— Start —

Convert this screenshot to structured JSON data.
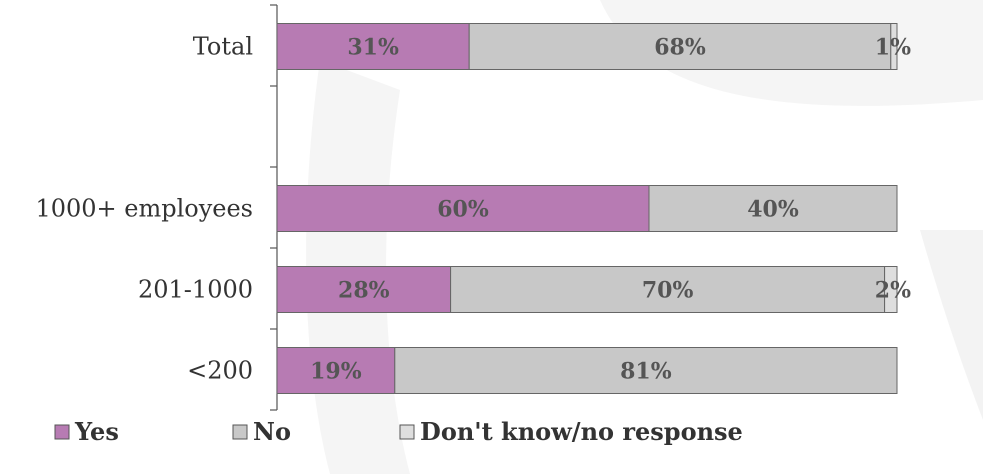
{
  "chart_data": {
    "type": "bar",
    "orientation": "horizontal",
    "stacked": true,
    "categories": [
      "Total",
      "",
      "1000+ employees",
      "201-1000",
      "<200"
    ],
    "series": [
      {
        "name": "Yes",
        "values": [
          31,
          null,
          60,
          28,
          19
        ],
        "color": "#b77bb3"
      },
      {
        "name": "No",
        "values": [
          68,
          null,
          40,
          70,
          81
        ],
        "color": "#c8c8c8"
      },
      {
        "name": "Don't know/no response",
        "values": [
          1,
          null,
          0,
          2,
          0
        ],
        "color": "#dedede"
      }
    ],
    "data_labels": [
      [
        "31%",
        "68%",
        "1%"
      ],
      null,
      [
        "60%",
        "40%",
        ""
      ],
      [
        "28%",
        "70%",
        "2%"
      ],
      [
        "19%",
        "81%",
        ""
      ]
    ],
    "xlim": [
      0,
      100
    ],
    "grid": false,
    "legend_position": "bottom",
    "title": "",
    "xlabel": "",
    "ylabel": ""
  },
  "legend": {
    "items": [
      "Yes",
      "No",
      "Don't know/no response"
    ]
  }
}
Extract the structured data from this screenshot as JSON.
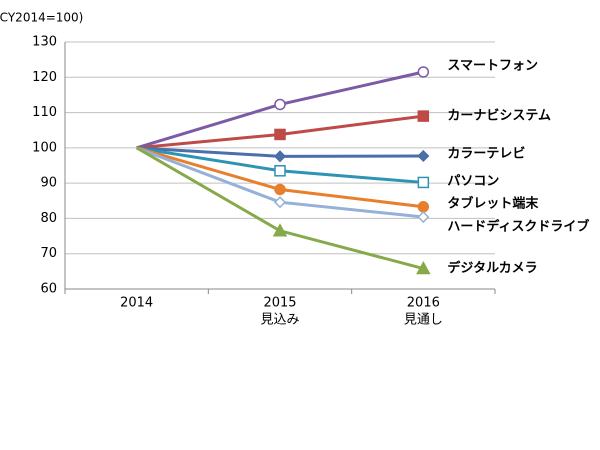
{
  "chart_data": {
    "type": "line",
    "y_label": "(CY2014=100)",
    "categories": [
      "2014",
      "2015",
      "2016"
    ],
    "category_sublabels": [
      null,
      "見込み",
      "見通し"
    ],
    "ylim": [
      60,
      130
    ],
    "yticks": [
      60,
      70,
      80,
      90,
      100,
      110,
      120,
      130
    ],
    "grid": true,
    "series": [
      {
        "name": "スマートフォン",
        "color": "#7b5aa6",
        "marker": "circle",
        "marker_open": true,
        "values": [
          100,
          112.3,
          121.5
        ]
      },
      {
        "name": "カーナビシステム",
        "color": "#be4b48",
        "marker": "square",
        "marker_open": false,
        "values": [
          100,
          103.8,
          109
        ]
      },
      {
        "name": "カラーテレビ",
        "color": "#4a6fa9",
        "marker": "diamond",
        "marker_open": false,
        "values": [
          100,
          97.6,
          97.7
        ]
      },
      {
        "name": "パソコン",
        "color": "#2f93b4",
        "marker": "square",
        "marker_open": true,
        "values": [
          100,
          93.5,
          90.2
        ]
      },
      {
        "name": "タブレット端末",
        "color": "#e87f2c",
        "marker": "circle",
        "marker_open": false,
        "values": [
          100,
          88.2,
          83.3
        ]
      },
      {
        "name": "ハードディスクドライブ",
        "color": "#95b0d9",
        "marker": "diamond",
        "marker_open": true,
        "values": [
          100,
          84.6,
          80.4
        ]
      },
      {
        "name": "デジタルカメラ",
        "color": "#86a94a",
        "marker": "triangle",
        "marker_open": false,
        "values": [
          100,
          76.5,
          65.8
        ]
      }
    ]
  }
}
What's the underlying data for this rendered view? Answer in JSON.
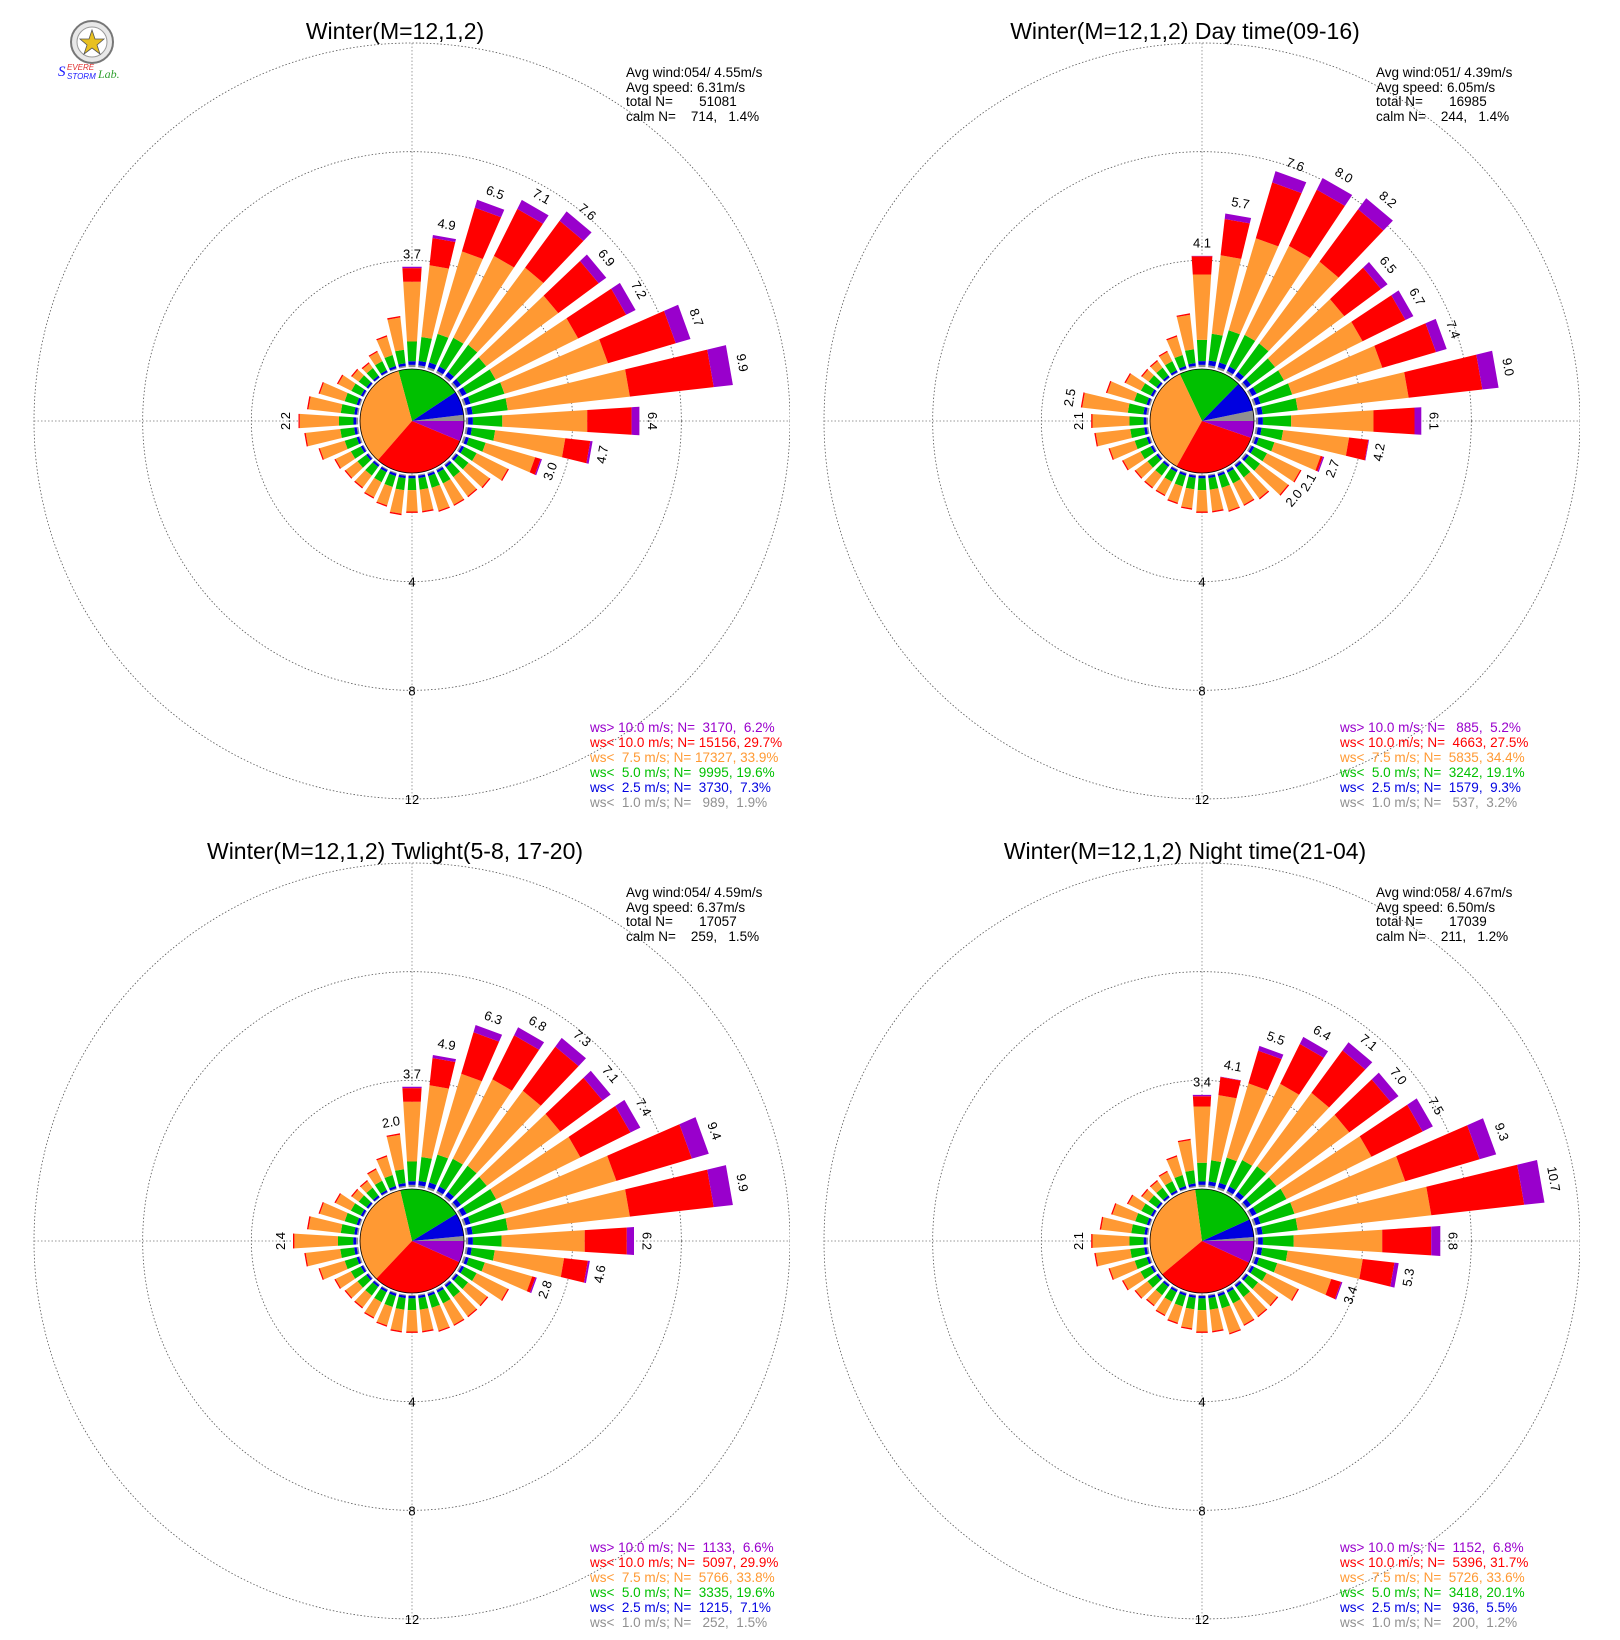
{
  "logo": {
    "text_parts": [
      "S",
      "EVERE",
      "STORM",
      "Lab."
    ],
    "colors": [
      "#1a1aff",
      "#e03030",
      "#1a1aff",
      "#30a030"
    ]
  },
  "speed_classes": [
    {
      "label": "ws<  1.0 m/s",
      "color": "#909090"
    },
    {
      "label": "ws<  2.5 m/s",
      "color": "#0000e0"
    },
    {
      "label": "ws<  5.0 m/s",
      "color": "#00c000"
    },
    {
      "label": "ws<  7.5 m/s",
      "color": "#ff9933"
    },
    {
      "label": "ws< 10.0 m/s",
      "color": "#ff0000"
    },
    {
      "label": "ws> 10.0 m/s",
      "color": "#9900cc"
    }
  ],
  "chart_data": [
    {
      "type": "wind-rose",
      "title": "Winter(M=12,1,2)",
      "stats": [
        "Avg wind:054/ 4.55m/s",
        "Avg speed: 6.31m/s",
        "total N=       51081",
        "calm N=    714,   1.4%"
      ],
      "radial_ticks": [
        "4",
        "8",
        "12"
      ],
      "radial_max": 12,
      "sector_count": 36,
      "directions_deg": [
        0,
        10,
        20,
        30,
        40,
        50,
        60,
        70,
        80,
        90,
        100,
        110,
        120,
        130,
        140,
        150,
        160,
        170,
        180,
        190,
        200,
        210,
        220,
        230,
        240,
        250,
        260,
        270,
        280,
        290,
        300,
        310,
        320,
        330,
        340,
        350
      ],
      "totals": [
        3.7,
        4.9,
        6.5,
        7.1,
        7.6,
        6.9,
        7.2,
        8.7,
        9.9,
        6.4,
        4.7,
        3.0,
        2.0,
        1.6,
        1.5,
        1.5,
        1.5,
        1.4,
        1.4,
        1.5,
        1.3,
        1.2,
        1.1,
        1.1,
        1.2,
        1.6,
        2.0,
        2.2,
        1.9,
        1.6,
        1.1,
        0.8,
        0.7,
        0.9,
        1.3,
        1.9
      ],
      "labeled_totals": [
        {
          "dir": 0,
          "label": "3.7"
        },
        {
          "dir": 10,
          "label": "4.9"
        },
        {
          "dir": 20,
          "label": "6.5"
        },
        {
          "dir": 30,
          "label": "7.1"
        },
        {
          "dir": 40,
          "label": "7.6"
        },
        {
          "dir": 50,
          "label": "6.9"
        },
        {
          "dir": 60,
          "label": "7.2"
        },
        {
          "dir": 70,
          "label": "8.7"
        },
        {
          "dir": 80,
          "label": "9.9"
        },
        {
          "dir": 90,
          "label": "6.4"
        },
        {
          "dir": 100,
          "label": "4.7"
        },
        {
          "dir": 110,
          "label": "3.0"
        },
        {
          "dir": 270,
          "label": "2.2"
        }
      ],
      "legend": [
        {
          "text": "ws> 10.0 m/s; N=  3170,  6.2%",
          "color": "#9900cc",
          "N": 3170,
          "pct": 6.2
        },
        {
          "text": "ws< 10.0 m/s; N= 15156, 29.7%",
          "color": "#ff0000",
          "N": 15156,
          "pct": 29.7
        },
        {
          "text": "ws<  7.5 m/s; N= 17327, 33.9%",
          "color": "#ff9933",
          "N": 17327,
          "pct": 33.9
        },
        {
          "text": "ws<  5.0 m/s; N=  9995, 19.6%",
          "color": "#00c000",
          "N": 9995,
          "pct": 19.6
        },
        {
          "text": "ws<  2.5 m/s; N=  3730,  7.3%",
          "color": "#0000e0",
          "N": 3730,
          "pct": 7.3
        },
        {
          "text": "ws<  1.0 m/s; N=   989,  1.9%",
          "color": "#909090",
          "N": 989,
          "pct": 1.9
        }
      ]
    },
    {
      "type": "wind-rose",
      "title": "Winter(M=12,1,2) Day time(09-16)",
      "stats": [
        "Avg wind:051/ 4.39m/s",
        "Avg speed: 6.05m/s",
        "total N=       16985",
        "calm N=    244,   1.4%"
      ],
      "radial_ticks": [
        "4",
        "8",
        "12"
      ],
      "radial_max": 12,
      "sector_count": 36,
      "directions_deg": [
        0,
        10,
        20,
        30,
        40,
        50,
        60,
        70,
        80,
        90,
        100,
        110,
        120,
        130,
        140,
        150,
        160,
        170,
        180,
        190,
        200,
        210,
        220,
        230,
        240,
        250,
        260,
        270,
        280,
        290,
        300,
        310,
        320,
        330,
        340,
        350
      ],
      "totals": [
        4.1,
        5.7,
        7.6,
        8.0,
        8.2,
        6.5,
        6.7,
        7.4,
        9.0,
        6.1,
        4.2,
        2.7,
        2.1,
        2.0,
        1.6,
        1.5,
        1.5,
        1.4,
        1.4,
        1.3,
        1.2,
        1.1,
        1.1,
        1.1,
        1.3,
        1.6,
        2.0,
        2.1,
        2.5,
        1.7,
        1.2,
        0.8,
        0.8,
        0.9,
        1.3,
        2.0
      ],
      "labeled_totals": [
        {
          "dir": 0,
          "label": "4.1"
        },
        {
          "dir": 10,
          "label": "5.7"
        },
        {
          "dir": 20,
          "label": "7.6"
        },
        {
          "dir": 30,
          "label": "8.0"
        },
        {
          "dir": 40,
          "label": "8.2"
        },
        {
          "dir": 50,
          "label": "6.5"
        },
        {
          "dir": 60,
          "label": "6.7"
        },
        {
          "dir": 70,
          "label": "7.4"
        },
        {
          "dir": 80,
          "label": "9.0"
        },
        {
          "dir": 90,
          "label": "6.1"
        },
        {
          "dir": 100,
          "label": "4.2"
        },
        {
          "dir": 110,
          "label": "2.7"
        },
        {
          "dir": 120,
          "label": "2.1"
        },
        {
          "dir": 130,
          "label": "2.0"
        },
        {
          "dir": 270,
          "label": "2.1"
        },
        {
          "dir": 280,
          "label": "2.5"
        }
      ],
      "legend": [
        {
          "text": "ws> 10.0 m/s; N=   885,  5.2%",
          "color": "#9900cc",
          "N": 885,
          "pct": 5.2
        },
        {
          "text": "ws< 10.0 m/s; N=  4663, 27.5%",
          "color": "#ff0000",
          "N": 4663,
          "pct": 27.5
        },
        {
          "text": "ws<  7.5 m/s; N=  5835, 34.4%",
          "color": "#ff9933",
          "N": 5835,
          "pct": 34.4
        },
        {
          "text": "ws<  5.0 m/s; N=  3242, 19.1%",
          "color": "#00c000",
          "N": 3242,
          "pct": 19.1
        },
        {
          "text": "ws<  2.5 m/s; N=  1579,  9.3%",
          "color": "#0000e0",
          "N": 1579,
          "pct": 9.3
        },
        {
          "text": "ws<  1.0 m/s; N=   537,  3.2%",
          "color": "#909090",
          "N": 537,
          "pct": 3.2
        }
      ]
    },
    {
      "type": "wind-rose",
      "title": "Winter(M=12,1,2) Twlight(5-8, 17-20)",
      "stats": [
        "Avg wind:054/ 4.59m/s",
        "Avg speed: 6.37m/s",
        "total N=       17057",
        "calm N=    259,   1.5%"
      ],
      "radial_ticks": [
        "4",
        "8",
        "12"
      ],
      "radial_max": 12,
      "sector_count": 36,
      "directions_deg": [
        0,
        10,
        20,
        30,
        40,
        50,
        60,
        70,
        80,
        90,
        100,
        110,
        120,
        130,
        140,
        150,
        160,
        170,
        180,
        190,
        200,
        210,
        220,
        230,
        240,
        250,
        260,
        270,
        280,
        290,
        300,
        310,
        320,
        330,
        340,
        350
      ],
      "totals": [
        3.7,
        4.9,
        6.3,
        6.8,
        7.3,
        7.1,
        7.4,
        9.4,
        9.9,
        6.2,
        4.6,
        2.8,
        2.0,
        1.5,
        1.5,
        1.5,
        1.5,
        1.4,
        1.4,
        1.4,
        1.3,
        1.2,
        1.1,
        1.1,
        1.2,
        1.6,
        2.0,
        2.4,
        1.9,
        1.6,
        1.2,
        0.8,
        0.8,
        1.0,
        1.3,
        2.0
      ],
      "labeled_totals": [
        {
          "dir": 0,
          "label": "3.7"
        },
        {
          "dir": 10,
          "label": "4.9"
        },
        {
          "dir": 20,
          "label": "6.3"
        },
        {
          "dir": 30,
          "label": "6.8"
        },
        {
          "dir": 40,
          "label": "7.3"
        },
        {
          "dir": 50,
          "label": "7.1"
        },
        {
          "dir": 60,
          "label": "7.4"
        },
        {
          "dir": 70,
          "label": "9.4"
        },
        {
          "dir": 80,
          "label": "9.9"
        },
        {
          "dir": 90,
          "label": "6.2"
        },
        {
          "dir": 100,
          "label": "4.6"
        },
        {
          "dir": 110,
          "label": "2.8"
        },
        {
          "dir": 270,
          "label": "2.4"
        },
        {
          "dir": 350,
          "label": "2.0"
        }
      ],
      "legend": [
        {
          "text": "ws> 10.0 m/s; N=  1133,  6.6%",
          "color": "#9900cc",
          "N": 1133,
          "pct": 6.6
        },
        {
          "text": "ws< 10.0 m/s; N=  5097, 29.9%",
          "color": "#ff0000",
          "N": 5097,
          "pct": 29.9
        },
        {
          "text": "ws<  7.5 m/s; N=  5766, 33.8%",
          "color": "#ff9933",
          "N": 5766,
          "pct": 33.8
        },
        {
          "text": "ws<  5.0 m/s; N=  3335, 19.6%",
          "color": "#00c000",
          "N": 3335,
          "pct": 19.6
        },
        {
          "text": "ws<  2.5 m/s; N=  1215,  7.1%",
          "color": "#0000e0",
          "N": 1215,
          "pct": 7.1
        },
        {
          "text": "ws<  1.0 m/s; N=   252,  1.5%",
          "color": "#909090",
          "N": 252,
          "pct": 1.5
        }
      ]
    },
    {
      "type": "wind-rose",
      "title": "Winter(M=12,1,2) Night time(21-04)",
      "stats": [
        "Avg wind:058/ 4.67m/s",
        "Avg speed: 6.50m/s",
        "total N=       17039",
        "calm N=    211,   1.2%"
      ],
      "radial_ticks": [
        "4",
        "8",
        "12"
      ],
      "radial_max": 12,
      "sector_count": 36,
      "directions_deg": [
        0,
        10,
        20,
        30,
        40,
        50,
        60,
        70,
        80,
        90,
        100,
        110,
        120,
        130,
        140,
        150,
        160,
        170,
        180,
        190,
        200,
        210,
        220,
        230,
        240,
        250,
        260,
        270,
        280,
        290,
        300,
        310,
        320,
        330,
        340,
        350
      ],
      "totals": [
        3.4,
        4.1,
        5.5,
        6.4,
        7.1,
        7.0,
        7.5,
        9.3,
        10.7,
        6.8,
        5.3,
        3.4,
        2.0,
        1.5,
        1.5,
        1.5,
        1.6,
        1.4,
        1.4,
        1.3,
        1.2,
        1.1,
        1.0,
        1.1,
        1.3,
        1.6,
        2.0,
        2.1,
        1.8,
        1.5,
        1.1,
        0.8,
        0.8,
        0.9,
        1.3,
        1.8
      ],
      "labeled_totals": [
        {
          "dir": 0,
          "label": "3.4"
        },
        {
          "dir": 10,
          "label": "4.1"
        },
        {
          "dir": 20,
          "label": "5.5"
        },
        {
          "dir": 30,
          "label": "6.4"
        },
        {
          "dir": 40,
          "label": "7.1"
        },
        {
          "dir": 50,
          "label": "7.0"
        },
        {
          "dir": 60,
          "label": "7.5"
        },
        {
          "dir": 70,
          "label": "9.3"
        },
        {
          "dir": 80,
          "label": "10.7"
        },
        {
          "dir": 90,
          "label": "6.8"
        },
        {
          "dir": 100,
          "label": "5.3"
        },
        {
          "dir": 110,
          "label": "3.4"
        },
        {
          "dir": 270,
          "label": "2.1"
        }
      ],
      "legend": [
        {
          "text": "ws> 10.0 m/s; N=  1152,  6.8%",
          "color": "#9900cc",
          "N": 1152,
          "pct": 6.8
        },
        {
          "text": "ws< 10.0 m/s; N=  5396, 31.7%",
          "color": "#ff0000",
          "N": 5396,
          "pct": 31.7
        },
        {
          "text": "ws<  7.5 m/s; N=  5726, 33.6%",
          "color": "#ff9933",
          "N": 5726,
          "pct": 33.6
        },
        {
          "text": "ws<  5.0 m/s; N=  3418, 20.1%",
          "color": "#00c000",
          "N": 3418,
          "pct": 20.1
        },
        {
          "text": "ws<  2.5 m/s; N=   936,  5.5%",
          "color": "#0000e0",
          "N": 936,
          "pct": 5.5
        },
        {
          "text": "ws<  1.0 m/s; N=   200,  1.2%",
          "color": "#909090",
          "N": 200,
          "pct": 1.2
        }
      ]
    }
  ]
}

— End —

→ **YOUR GOAL**
Using the data above, say how many lines include "time". No other reply is needed.

→ **COMPLETE ANSWER**
2